◆ Stated task ◆
Every entry needs to be reproduced exactly.

↓↓↓

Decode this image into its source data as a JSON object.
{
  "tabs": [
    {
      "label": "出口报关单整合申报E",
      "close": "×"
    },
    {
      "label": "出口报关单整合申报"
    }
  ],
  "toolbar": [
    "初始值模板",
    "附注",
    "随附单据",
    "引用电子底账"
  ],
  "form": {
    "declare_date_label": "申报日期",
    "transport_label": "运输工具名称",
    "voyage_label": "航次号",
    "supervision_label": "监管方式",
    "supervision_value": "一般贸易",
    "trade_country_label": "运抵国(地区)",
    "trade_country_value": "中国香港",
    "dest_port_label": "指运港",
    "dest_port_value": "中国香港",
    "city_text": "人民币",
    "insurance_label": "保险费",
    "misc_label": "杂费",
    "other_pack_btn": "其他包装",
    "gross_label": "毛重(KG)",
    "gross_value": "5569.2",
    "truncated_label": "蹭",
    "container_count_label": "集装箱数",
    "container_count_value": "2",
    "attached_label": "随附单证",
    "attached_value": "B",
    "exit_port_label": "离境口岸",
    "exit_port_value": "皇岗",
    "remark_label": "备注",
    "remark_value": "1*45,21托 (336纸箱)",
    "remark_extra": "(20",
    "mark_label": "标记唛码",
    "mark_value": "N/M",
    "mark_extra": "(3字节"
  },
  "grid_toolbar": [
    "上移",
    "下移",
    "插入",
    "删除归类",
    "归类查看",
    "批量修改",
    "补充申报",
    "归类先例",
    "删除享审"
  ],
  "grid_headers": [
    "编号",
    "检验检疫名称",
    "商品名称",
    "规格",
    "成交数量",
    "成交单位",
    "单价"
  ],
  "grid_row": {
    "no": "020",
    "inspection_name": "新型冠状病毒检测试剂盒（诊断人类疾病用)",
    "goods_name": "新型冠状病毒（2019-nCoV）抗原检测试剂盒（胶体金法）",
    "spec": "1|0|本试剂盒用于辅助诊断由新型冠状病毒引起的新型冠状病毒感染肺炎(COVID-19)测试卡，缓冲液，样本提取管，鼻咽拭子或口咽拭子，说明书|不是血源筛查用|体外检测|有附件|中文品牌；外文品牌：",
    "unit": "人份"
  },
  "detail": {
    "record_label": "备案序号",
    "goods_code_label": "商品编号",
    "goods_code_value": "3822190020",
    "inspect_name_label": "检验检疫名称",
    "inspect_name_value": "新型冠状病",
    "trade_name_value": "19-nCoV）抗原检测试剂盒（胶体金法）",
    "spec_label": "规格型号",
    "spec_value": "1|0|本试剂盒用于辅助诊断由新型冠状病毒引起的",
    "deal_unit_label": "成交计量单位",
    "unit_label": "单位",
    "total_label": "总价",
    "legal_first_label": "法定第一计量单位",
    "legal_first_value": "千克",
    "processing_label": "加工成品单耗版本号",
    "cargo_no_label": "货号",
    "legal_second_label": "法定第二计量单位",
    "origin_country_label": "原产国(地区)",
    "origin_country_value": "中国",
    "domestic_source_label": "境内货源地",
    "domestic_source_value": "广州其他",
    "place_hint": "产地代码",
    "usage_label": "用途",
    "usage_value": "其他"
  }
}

↑↑↑

◆ Output for this task ◆
Decode this image into its source data as a JSON object.
{
  "tabs": [
    {
      "label": "出口报关单整合申报E",
      "close": "×"
    },
    {
      "label": "出口报关单整合申报"
    }
  ],
  "toolbar": [
    "初始值模板",
    "附注",
    "随附单据",
    "引用电子底账"
  ],
  "form": {
    "declare_date_label": "申报日期",
    "transport_label": "运输工具名称",
    "voyage_label": "航次号",
    "supervision_label": "监管方式",
    "supervision_value": "一般贸易",
    "trade_country_label": "运抵国(地区)",
    "trade_country_value": "中国香港",
    "dest_port_label": "指运港",
    "dest_port_value": "中国香港",
    "city_text": "人民币",
    "insurance_label": "保险费",
    "misc_label": "杂费",
    "other_pack_btn": "其他包装",
    "gross_label": "毛重(KG)",
    "gross_value": "5569.2",
    "truncated_label": "蹭",
    "container_count_label": "集装箱数",
    "container_count_value": "2",
    "attached_label": "随附单证",
    "attached_value": "B",
    "exit_port_label": "离境口岸",
    "exit_port_value": "皇岗",
    "remark_label": "备注",
    "remark_value": "1*45,21托 (336纸箱)",
    "remark_extra": "(20",
    "mark_label": "标记唛码",
    "mark_value": "N/M",
    "mark_extra": "(3字节"
  },
  "grid_toolbar": [
    "上移",
    "下移",
    "插入",
    "删除归类",
    "归类查看",
    "批量修改",
    "补充申报",
    "归类先例",
    "删除享审"
  ],
  "grid_headers": [
    "编号",
    "检验检疫名称",
    "商品名称",
    "规格",
    "成交数量",
    "成交单位",
    "单价"
  ],
  "grid_row": {
    "no": "020",
    "inspection_name": "新型冠状病毒检测试剂盒（诊断人类疾病用)",
    "goods_name": "新型冠状病毒（2019-nCoV）抗原检测试剂盒（胶体金法）",
    "spec": "1|0|本试剂盒用于辅助诊断由新型冠状病毒引起的新型冠状病毒感染肺炎(COVID-19)测试卡，缓冲液，样本提取管，鼻咽拭子或口咽拭子，说明书|不是血源筛查用|体外检测|有附件|中文品牌；外文品牌：",
    "unit": "人份"
  },
  "detail": {
    "record_label": "备案序号",
    "goods_code_label": "商品编号",
    "goods_code_value": "3822190020",
    "inspect_name_label": "检验检疫名称",
    "inspect_name_value": "新型冠状病",
    "trade_name_value": "19-nCoV）抗原检测试剂盒（胶体金法）",
    "spec_label": "规格型号",
    "spec_value": "1|0|本试剂盒用于辅助诊断由新型冠状病毒引起的",
    "deal_unit_label": "成交计量单位",
    "unit_label": "单位",
    "total_label": "总价",
    "legal_first_label": "法定第一计量单位",
    "legal_first_value": "千克",
    "processing_label": "加工成品单耗版本号",
    "cargo_no_label": "货号",
    "legal_second_label": "法定第二计量单位",
    "origin_country_label": "原产国(地区)",
    "origin_country_value": "中国",
    "domestic_source_label": "境内货源地",
    "domestic_source_value": "广州其他",
    "place_hint": "产地代码",
    "usage_label": "用途",
    "usage_value": "其他"
  }
}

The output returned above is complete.